EXERCISE INPUT ->
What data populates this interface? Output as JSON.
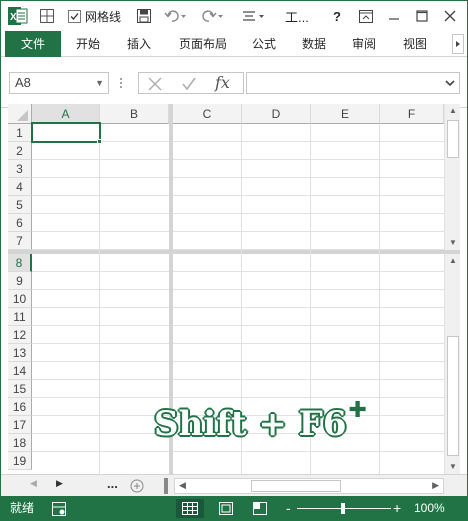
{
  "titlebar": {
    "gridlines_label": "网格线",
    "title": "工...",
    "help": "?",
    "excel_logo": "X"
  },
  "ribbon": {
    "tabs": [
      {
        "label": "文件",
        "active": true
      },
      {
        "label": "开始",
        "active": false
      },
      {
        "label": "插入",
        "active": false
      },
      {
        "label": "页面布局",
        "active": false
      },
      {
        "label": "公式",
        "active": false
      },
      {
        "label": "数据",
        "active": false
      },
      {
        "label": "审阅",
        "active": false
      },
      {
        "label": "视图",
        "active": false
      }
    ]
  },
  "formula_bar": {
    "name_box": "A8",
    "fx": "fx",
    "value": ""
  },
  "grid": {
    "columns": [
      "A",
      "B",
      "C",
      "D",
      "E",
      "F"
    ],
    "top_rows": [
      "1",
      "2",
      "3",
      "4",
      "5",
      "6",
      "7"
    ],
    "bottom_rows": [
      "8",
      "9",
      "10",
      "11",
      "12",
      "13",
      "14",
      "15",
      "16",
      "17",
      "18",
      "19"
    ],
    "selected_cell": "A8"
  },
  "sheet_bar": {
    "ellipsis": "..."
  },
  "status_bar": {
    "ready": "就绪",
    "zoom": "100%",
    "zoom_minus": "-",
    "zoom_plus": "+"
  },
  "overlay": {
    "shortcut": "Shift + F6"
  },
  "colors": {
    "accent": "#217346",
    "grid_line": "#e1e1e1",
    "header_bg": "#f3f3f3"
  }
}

TASK DESCRIPTION ->
Would you return the data exactly as written, without the pictures?

FULL RESPONSE ->
What data populates this interface? Output as JSON.
{
  "titlebar": {
    "gridlines_label": "网格线",
    "title": "工...",
    "help": "?",
    "excel_logo": "X"
  },
  "ribbon": {
    "tabs": [
      {
        "label": "文件",
        "active": true
      },
      {
        "label": "开始",
        "active": false
      },
      {
        "label": "插入",
        "active": false
      },
      {
        "label": "页面布局",
        "active": false
      },
      {
        "label": "公式",
        "active": false
      },
      {
        "label": "数据",
        "active": false
      },
      {
        "label": "审阅",
        "active": false
      },
      {
        "label": "视图",
        "active": false
      }
    ]
  },
  "formula_bar": {
    "name_box": "A8",
    "fx": "fx",
    "value": ""
  },
  "grid": {
    "columns": [
      "A",
      "B",
      "C",
      "D",
      "E",
      "F"
    ],
    "top_rows": [
      "1",
      "2",
      "3",
      "4",
      "5",
      "6",
      "7"
    ],
    "bottom_rows": [
      "8",
      "9",
      "10",
      "11",
      "12",
      "13",
      "14",
      "15",
      "16",
      "17",
      "18",
      "19"
    ],
    "selected_cell": "A8"
  },
  "sheet_bar": {
    "ellipsis": "..."
  },
  "status_bar": {
    "ready": "就绪",
    "zoom": "100%",
    "zoom_minus": "-",
    "zoom_plus": "+"
  },
  "overlay": {
    "shortcut": "Shift + F6"
  },
  "colors": {
    "accent": "#217346",
    "grid_line": "#e1e1e1",
    "header_bg": "#f3f3f3"
  }
}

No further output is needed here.